-- START OF Raw data --
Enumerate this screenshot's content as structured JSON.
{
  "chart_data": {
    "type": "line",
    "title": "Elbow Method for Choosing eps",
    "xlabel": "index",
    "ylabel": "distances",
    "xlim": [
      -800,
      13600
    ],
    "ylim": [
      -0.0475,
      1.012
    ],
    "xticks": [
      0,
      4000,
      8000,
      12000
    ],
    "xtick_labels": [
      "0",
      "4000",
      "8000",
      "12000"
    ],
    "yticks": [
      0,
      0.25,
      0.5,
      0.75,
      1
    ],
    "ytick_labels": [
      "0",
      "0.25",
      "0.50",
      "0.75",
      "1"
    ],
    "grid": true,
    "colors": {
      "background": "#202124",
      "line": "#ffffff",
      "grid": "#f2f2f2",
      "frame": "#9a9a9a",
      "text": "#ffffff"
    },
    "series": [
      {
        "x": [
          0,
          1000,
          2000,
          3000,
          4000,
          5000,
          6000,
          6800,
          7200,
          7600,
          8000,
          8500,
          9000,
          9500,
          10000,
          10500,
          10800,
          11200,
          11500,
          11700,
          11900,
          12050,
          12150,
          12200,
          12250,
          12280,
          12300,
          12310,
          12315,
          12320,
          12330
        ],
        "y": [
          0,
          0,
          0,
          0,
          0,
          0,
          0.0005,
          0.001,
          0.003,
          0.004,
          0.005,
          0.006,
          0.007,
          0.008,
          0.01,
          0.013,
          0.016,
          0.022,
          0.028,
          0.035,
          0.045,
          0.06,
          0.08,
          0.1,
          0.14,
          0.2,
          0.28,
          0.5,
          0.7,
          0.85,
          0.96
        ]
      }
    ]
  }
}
-- END OF Raw data --
Repeat the records above exactly as they appear.

Enumerate this screenshot's content as structured JSON.
{
  "chart_data": {
    "type": "line",
    "title": "Elbow Method for Choosing eps",
    "xlabel": "index",
    "ylabel": "distances",
    "xlim": [
      -800,
      13600
    ],
    "ylim": [
      -0.0475,
      1.012
    ],
    "xticks": [
      0,
      4000,
      8000,
      12000
    ],
    "xtick_labels": [
      "0",
      "4000",
      "8000",
      "12000"
    ],
    "yticks": [
      0,
      0.25,
      0.5,
      0.75,
      1
    ],
    "ytick_labels": [
      "0",
      "0.25",
      "0.50",
      "0.75",
      "1"
    ],
    "grid": true,
    "colors": {
      "background": "#202124",
      "line": "#ffffff",
      "grid": "#f2f2f2",
      "frame": "#9a9a9a",
      "text": "#ffffff"
    },
    "series": [
      {
        "x": [
          0,
          1000,
          2000,
          3000,
          4000,
          5000,
          6000,
          6800,
          7200,
          7600,
          8000,
          8500,
          9000,
          9500,
          10000,
          10500,
          10800,
          11200,
          11500,
          11700,
          11900,
          12050,
          12150,
          12200,
          12250,
          12280,
          12300,
          12310,
          12315,
          12320,
          12330
        ],
        "y": [
          0,
          0,
          0,
          0,
          0,
          0,
          0.0005,
          0.001,
          0.003,
          0.004,
          0.005,
          0.006,
          0.007,
          0.008,
          0.01,
          0.013,
          0.016,
          0.022,
          0.028,
          0.035,
          0.045,
          0.06,
          0.08,
          0.1,
          0.14,
          0.2,
          0.28,
          0.5,
          0.7,
          0.85,
          0.96
        ]
      }
    ]
  }
}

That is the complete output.